The request → Would you set down every entry shown below, precisely as written?

Material for this exercise →
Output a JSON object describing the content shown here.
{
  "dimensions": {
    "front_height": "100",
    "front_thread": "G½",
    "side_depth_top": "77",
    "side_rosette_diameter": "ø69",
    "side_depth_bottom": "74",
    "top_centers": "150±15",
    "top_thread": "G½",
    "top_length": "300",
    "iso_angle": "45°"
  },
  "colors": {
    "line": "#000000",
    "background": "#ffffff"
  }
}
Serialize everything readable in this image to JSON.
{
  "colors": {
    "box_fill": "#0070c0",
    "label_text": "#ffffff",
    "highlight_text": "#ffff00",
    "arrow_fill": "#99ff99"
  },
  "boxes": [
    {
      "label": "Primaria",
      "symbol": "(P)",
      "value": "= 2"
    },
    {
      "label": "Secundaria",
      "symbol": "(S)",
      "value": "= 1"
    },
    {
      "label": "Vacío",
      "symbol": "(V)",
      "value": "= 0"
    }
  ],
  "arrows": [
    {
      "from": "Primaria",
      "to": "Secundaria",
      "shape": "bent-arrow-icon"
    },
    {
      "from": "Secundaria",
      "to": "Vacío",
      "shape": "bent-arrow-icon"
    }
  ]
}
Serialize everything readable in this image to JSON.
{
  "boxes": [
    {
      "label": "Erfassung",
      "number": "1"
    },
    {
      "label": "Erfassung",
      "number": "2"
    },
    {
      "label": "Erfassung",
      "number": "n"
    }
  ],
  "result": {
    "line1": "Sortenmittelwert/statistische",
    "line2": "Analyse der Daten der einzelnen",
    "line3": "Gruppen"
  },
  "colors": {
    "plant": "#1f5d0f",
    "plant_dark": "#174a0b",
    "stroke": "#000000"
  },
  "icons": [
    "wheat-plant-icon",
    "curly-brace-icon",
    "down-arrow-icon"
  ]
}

Completed exercise →
Output a JSON object describing the content shown here.
{
  "dimensions": {
    "front_height": "100",
    "front_thread": "G½",
    "side_depth_top": "77",
    "side_rosette_diameter": "ø69",
    "side_depth_bottom": "74",
    "top_centers": "150±15",
    "top_thread": "G½",
    "top_length": "300",
    "iso_angle": "45°"
  },
  "colors": {
    "line": "#000000",
    "background": "#ffffff"
  }
}
Serialize everything readable in this image to JSON.
{
  "colors": {
    "box_fill": "#0070c0",
    "label_text": "#ffffff",
    "highlight_text": "#ffff00",
    "arrow_fill": "#99ff99"
  },
  "boxes": [
    {
      "label": "Primaria",
      "symbol": "(P)",
      "value": "= 2"
    },
    {
      "label": "Secundaria",
      "symbol": "(S)",
      "value": "= 1"
    },
    {
      "label": "Vacío",
      "symbol": "(V)",
      "value": "= 0"
    }
  ],
  "arrows": [
    {
      "from": "Primaria",
      "to": "Secundaria",
      "shape": "bent-arrow-icon"
    },
    {
      "from": "Secundaria",
      "to": "Vacío",
      "shape": "bent-arrow-icon"
    }
  ]
}
Serialize everything readable in this image to JSON.
{
  "boxes": [
    {
      "label": "Erfassung",
      "number": "1"
    },
    {
      "label": "Erfassung",
      "number": "2"
    },
    {
      "label": "Erfassung",
      "number": "n"
    }
  ],
  "result": {
    "line1": "Sortenmittelwert/statistische",
    "line2": "Analyse der Daten der einzelnen",
    "line3": "Gruppen"
  },
  "colors": {
    "plant": "#1f5d0f",
    "plant_dark": "#174a0b",
    "stroke": "#000000"
  },
  "icons": [
    "wheat-plant-icon",
    "curly-brace-icon",
    "down-arrow-icon"
  ]
}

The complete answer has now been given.